>> Begin GIVEN RECORDS
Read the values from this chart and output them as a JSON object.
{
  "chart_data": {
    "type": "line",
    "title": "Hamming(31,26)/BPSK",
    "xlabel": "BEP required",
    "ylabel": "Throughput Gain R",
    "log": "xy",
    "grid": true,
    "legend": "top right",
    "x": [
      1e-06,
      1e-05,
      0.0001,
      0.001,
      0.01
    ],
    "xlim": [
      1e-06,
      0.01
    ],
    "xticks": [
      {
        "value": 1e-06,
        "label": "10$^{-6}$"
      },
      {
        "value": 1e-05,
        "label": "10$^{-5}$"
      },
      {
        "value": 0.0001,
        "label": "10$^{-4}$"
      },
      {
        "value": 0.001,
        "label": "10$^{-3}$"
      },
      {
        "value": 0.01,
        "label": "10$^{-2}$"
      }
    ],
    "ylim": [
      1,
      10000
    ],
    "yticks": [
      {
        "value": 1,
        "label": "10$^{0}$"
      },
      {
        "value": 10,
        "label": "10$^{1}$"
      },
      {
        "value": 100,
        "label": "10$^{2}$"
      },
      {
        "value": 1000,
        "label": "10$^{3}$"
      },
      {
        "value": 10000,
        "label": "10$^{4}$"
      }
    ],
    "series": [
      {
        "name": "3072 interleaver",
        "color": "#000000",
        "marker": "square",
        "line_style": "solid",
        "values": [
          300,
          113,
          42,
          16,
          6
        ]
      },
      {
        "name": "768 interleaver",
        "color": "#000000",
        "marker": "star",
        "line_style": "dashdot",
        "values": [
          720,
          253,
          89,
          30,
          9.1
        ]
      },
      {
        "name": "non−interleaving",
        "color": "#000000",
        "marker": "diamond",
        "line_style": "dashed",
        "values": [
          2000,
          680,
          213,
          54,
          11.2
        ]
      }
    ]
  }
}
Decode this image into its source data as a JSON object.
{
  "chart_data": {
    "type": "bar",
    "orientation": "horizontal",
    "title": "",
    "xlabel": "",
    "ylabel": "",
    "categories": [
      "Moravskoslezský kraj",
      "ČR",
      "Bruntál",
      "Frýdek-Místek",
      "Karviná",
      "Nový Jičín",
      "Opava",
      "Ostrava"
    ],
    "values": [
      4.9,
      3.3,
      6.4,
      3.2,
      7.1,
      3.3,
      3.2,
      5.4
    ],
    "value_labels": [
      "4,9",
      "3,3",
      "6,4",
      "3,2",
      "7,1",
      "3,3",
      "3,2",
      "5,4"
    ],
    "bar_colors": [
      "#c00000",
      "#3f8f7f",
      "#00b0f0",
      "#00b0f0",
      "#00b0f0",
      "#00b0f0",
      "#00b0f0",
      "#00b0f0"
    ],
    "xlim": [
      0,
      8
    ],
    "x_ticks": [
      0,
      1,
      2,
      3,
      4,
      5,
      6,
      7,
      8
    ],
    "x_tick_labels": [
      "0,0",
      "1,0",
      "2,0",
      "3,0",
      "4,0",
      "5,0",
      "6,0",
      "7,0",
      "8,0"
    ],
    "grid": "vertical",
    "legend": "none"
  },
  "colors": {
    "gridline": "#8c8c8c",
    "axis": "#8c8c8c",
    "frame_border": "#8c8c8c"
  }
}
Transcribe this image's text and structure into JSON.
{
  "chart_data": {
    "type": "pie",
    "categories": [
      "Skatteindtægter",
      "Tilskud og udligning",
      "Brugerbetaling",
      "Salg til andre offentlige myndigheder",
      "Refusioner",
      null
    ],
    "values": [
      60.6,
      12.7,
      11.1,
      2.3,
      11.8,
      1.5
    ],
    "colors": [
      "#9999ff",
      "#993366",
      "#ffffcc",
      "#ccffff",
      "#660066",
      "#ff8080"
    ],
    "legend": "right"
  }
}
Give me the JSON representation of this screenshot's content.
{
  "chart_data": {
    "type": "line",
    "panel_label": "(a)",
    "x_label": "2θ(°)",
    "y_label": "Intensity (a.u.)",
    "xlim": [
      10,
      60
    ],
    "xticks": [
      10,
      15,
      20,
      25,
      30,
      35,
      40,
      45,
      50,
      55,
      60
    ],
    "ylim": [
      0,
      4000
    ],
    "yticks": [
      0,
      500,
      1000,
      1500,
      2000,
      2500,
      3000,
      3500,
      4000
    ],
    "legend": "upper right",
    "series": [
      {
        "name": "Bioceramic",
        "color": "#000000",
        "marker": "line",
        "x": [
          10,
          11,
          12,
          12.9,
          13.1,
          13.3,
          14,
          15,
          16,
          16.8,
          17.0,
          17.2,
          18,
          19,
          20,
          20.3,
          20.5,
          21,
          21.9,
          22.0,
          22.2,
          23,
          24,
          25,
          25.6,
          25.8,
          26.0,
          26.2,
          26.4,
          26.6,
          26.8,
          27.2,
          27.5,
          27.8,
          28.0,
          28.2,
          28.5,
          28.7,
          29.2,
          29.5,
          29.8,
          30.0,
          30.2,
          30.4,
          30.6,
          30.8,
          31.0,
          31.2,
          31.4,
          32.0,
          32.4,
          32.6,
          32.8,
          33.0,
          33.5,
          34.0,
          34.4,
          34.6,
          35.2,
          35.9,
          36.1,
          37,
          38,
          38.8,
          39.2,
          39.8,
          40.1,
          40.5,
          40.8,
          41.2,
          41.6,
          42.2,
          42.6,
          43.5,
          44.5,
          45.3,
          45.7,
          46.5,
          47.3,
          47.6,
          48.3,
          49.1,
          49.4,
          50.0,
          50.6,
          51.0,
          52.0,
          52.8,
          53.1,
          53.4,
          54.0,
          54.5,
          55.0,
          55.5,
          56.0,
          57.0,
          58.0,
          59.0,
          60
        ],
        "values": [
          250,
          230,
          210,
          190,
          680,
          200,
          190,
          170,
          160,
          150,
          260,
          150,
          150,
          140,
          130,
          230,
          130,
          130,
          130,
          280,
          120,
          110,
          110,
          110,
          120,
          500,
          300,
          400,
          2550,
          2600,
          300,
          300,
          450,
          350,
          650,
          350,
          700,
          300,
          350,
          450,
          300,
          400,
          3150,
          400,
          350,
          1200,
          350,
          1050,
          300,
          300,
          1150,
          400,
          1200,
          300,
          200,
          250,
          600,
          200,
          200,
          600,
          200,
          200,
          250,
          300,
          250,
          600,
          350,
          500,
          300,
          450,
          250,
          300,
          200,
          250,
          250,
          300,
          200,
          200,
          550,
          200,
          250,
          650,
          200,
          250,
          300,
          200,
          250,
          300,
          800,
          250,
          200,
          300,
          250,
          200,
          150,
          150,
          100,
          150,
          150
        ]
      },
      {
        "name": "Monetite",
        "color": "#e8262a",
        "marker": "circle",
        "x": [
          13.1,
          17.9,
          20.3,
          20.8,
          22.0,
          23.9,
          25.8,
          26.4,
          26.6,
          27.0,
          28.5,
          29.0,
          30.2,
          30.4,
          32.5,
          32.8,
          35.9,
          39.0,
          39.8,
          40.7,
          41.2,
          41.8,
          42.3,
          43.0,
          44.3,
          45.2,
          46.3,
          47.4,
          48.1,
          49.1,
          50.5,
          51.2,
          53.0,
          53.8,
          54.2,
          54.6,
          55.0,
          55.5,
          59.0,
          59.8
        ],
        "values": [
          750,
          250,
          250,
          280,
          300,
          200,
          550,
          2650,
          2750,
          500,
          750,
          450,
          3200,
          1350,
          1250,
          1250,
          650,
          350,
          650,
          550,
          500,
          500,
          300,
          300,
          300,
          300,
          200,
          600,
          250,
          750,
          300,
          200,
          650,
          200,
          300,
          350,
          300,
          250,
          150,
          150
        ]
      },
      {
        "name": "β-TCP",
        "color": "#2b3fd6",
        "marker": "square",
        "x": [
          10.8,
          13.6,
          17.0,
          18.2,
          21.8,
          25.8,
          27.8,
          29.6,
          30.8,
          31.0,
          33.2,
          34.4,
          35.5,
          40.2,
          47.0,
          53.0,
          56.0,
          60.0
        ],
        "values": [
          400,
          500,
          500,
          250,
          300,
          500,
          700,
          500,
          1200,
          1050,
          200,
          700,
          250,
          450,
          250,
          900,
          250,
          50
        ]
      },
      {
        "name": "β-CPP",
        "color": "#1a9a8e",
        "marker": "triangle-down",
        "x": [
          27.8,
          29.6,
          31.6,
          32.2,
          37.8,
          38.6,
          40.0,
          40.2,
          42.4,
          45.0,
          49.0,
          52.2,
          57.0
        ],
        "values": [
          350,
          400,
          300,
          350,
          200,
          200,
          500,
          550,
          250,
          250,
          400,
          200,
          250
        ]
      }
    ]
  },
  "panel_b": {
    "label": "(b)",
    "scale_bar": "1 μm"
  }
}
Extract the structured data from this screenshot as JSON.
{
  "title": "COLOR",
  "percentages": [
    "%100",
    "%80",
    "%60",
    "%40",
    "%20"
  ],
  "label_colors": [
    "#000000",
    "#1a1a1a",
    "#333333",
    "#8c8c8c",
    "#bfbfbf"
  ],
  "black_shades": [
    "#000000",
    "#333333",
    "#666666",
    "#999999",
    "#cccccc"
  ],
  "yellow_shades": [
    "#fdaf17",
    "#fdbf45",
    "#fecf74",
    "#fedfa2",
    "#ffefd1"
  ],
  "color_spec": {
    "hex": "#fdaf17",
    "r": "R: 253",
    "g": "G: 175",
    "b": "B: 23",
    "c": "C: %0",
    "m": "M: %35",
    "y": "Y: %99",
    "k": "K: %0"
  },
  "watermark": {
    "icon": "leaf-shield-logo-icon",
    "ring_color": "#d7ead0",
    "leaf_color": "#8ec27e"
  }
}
>> End GIVEN RECORDS
* [PROBLEM TO WORK ON]
Report the number of lines that include the string "object"; return nothing but the count.

* [WRITTEN RESPONSE]
2